### [Raw records]
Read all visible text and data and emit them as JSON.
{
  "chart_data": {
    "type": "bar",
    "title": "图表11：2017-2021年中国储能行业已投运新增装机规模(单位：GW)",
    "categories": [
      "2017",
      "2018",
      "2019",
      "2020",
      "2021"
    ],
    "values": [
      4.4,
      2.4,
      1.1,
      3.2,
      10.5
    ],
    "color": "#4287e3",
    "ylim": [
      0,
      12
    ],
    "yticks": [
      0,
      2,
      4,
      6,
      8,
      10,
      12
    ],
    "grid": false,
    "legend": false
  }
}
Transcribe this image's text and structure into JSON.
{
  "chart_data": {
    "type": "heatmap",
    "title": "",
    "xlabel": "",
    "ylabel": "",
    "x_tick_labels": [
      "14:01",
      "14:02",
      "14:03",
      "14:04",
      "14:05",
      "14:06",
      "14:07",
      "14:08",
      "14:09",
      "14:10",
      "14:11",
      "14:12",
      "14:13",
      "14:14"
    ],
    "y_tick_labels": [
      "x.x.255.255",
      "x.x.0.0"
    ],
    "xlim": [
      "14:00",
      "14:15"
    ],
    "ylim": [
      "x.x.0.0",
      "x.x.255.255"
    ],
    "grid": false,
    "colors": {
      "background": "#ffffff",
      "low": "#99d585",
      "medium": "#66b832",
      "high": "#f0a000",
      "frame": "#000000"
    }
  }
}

### [What is being asked]
Copy every line that includes the string "title" from the material above.

### [Result for this task]
    "title": "图表11：2017-2021年中国储能行业已投运新增装机规模(单位：GW)",
    "title": "",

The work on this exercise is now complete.